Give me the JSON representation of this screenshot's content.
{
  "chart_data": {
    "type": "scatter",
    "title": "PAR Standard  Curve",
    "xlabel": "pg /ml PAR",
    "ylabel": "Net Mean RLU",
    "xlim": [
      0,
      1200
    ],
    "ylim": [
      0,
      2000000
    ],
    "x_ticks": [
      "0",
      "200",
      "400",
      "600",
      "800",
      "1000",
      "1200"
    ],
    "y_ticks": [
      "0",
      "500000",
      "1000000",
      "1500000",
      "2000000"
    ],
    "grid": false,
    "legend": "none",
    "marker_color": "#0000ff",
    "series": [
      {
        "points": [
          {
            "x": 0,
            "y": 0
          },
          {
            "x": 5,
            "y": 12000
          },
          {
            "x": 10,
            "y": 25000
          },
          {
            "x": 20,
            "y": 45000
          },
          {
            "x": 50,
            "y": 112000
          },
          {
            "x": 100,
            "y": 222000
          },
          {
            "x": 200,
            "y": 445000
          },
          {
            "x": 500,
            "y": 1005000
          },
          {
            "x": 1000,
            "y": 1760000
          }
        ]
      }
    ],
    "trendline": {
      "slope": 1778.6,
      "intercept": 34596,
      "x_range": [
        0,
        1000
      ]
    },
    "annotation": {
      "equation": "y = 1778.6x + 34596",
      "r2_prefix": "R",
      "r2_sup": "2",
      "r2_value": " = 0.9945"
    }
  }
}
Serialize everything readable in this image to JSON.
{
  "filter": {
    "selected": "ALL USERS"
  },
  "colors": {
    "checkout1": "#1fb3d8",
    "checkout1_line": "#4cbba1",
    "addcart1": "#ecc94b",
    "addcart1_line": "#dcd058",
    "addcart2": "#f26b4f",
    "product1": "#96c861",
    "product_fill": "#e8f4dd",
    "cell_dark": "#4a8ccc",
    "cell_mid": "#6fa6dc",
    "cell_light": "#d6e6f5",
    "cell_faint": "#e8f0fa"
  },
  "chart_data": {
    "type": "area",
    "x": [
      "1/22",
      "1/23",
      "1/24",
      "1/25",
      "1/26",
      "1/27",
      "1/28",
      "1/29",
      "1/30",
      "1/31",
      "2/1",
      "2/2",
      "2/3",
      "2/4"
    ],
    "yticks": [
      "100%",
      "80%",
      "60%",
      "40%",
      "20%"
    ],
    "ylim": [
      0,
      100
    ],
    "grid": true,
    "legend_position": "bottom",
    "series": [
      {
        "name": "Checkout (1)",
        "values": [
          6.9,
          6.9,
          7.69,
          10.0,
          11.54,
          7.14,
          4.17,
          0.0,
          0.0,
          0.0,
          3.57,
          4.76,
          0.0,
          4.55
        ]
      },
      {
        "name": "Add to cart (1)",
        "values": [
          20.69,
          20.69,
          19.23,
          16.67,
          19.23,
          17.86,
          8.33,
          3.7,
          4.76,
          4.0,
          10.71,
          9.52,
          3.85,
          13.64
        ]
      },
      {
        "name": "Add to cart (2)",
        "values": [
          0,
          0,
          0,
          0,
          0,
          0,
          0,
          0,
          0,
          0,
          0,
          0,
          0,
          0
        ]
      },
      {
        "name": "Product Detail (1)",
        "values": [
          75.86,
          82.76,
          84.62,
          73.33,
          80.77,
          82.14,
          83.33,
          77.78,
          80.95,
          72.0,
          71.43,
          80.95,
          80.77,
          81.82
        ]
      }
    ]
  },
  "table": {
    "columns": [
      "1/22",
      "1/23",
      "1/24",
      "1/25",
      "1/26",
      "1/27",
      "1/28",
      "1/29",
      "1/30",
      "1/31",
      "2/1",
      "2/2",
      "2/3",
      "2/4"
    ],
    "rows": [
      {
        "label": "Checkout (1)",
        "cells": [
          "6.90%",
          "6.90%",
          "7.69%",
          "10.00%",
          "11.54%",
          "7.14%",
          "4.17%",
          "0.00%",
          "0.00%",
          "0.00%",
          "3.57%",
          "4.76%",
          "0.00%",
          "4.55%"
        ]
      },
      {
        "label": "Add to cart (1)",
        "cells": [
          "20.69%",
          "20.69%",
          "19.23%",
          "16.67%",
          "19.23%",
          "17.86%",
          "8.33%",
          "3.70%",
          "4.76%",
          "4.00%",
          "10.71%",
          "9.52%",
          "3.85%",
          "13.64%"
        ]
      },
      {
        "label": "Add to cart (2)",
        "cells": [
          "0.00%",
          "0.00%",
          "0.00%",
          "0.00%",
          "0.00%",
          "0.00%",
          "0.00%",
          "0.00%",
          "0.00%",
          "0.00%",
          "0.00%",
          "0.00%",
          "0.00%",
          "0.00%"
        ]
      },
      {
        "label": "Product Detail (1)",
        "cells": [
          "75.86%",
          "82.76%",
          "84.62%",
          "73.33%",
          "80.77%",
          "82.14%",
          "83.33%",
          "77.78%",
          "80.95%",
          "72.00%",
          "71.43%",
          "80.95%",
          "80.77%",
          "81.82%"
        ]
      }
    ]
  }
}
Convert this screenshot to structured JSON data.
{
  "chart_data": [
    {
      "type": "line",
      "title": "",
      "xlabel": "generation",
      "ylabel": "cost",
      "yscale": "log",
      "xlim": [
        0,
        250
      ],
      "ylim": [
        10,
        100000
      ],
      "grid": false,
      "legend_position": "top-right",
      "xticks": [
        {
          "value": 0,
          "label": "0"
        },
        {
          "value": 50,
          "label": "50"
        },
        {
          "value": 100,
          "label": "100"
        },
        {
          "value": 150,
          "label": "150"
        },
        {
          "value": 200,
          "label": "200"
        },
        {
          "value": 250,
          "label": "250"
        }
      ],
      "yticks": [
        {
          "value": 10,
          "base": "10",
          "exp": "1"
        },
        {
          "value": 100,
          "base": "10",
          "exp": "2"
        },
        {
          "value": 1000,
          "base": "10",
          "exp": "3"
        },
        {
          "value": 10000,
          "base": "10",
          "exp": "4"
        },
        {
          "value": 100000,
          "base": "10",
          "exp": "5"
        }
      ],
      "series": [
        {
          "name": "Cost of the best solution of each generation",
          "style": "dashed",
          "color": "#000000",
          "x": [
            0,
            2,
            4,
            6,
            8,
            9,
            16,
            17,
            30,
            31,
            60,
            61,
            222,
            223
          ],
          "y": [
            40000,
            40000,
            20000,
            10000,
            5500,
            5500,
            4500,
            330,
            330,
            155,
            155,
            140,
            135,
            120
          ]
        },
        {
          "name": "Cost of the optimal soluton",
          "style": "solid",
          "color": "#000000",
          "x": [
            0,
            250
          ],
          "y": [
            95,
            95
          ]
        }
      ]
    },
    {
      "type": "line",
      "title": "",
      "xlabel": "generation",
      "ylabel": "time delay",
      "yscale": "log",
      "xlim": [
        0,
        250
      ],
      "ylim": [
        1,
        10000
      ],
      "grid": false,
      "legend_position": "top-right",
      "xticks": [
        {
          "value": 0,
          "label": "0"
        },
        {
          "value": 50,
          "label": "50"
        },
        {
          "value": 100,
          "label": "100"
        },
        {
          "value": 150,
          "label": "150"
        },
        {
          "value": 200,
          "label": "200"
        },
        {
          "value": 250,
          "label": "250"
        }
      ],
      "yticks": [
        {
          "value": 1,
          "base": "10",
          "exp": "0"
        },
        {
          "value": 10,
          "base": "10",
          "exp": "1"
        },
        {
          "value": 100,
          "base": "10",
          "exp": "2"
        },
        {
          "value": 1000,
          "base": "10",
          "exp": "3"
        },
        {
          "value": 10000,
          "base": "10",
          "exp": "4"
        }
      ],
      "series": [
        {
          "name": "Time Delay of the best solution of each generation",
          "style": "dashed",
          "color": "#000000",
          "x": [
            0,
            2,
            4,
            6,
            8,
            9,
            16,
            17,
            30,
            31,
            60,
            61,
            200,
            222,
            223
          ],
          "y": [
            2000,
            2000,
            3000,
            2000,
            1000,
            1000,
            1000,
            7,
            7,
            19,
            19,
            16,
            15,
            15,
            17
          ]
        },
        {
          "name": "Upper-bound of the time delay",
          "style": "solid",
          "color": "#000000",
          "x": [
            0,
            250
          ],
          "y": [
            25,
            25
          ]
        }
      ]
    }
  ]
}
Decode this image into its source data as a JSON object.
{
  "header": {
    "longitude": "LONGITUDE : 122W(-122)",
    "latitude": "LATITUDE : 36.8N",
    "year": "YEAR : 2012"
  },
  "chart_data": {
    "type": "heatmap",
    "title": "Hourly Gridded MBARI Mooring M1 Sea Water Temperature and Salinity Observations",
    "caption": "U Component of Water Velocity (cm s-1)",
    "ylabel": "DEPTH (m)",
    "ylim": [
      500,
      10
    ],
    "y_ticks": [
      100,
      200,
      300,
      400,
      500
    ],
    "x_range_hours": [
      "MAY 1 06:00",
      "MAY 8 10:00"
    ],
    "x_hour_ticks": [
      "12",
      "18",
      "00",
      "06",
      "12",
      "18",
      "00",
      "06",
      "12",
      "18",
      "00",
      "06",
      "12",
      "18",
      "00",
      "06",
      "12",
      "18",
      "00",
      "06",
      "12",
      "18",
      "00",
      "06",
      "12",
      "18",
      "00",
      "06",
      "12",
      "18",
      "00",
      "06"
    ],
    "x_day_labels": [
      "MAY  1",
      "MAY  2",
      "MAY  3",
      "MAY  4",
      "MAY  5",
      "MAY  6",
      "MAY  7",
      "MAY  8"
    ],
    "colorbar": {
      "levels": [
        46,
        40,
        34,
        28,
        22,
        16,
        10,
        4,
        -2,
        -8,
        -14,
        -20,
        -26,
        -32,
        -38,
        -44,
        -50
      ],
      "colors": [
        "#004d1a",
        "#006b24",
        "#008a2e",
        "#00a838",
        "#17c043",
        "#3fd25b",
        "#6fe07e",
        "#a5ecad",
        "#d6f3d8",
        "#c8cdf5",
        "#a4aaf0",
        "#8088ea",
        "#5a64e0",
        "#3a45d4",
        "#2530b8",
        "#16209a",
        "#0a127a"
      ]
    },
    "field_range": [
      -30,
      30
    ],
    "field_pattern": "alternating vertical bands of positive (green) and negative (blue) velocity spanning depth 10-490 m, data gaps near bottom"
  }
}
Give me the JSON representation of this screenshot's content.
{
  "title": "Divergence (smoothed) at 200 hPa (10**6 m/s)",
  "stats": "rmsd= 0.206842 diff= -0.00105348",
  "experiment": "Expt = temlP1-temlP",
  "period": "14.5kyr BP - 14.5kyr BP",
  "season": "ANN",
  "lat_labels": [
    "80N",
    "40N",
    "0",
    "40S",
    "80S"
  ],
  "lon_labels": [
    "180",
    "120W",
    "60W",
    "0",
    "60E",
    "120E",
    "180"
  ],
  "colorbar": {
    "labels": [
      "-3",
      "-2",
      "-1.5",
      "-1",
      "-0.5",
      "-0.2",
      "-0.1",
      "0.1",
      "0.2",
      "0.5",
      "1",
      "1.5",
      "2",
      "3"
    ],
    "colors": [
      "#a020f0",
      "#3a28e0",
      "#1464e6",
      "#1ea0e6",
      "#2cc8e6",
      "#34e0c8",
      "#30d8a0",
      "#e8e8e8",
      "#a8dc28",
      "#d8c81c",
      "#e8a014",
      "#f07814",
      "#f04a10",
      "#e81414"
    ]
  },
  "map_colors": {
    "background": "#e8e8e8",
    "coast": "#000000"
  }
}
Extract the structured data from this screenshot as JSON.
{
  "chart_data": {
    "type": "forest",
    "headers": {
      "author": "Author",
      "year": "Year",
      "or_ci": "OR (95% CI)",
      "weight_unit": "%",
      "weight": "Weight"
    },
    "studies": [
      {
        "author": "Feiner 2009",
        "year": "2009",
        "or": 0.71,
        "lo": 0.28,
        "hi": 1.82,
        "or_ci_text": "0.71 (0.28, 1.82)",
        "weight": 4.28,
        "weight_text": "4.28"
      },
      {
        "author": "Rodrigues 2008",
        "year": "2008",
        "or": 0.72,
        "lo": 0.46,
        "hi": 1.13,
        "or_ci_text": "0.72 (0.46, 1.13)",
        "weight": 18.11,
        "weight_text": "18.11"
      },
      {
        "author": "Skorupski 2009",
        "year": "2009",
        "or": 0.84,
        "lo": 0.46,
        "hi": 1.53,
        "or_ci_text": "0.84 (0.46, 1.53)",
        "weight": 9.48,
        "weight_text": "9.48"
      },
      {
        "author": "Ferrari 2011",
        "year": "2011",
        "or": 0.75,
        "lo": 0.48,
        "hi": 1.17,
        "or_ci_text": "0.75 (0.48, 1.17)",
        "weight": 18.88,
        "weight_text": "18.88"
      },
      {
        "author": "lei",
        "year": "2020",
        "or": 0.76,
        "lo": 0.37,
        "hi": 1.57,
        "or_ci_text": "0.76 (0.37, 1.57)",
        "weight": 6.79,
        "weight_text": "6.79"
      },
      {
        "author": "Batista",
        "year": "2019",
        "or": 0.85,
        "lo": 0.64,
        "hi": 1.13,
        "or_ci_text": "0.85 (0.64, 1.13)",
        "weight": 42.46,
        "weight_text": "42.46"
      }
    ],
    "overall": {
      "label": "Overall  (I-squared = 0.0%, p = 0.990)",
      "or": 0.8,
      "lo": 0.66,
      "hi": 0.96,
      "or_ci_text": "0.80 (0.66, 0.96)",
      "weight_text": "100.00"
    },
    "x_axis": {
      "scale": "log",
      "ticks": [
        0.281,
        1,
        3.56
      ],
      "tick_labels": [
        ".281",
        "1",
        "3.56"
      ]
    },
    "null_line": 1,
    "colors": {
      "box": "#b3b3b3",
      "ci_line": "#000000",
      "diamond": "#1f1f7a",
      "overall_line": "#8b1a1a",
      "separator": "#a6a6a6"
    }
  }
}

━━━━━━━━

(WHAT IS REQUIRED) Read the data above. Pull out each line in which the string "Detail" appears.

(FINAL RESULT)
        "name": "Product Detail (1)",
        "label": "Product Detail (1)",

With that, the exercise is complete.